Description of the task —
Copy all entries without alteration and skip the pictures they hold.

Saved entries:
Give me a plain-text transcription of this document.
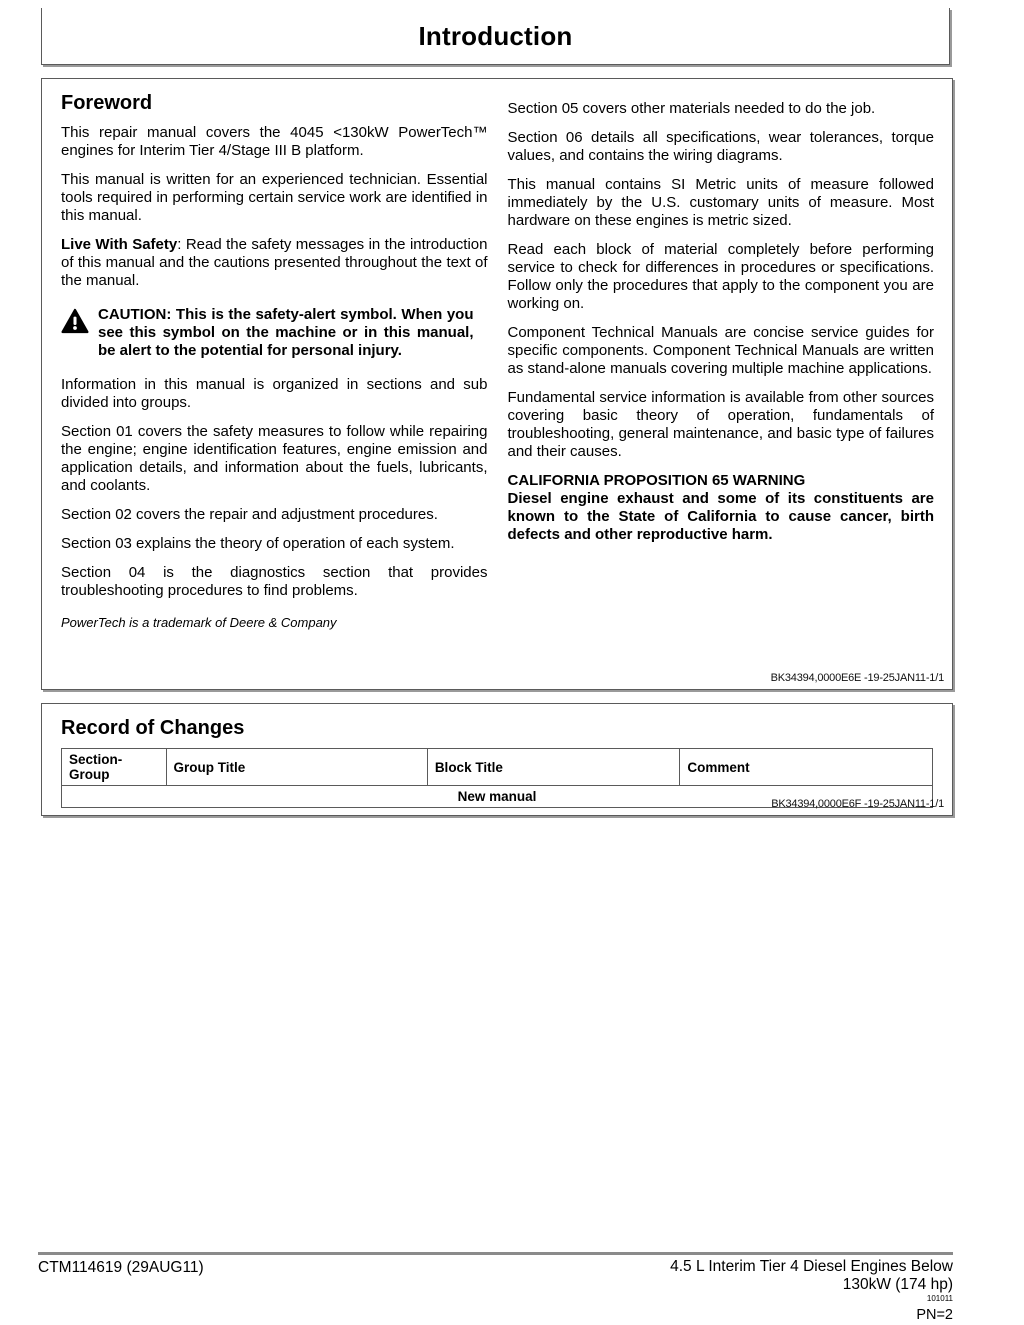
Introduction
Foreword

This repair manual covers the 4045 <130kW PowerTech™ engines for Interim Tier 4/Stage III B platform.

This manual is written for an experienced technician. Essential tools required in performing certain service work are identified in this manual.

Live With Safety: Read the safety messages in the introduction of this manual and the cautions presented throughout the text of the manual.

CAUTION: This is the safety-alert symbol. When you see this symbol on the machine or in this manual, be alert to the potential for personal injury.

Information in this manual is organized in sections and sub divided into groups.

Section 01 covers the safety measures to follow while repairing the engine; engine identification features, engine emission and application details, and information about the fuels, lubricants, and coolants.

Section 02 covers the repair and adjustment procedures.

Section 03 explains the theory of operation of each system.

Section 04 is the diagnostics section that provides troubleshooting procedures to find problems.

PowerTech is a trademark of Deere & Company

Section 05 covers other materials needed to do the job.

Section 06 details all specifications, wear tolerances, torque values, and contains the wiring diagrams.

This manual contains SI Metric units of measure followed immediately by the U.S. customary units of measure. Most hardware on these engines is metric sized.

Read each block of material completely before performing service to check for differences in procedures or specifications. Follow only the procedures that apply to the component you are working on.

Component Technical Manuals are concise service guides for specific components. Component Technical Manuals are written as stand-alone manuals covering multiple machine applications.

Fundamental service information is available from other sources covering basic theory of operation, fundamentals of troubleshooting, general maintenance, and basic type of failures and their causes.

CALIFORNIA PROPOSITION 65 WARNING
Diesel engine exhaust and some of its constituents are known to the State of California to cause cancer, birth defects and other reproductive harm.

BK34394,0000E6E -19-25JAN11-1/1
Record of Changes
Section-Group	Group Title	Block Title	Comment
New manual	BK34394,0000E6F -19-25JAN11-1/1
CTM114619 (29AUG11)	4.5 L Interim Tier 4 Diesel Engines Below
130kW (174 hp)
101011
PN=2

Expected answer —
Give me a plain-text transcription of this document.
Introduction
Foreword

This repair manual covers the 4045 <130kW PowerTech™ engines for Interim Tier 4/Stage III B platform.

This manual is written for an experienced technician. Essential tools required in performing certain service work are identified in this manual.

Live With Safety: Read the safety messages in the introduction of this manual and the cautions presented throughout the text of the manual.

CAUTION: This is the safety-alert symbol. When you see this symbol on the machine or in this manual, be alert to the potential for personal injury.

Information in this manual is organized in sections and sub divided into groups.

Section 01 covers the safety measures to follow while repairing the engine; engine identification features, engine emission and application details, and information about the fuels, lubricants, and coolants.

Section 02 covers the repair and adjustment procedures.

Section 03 explains the theory of operation of each system.

Section 04 is the diagnostics section that provides troubleshooting procedures to find problems.

PowerTech is a trademark of Deere & Company

Section 05 covers other materials needed to do the job.

Section 06 details all specifications, wear tolerances, torque values, and contains the wiring diagrams.

This manual contains SI Metric units of measure followed immediately by the U.S. customary units of measure. Most hardware on these engines is metric sized.

Read each block of material completely before performing service to check for differences in procedures or specifications. Follow only the procedures that apply to the component you are working on.

Component Technical Manuals are concise service guides for specific components. Component Technical Manuals are written as stand-alone manuals covering multiple machine applications.

Fundamental service information is available from other sources covering basic theory of operation, fundamentals of troubleshooting, general maintenance, and basic type of failures and their causes.

CALIFORNIA PROPOSITION 65 WARNING
Diesel engine exhaust and some of its constituents are known to the State of California to cause cancer, birth defects and other reproductive harm.

BK34394,0000E6E -19-25JAN11-1/1
Record of Changes
Section-Group	Group Title	Block Title	Comment
New manual	BK34394,0000E6F -19-25JAN11-1/1
CTM114619 (29AUG11)	4.5 L Interim Tier 4 Diesel Engines Below
130kW (174 hp)
101011
PN=2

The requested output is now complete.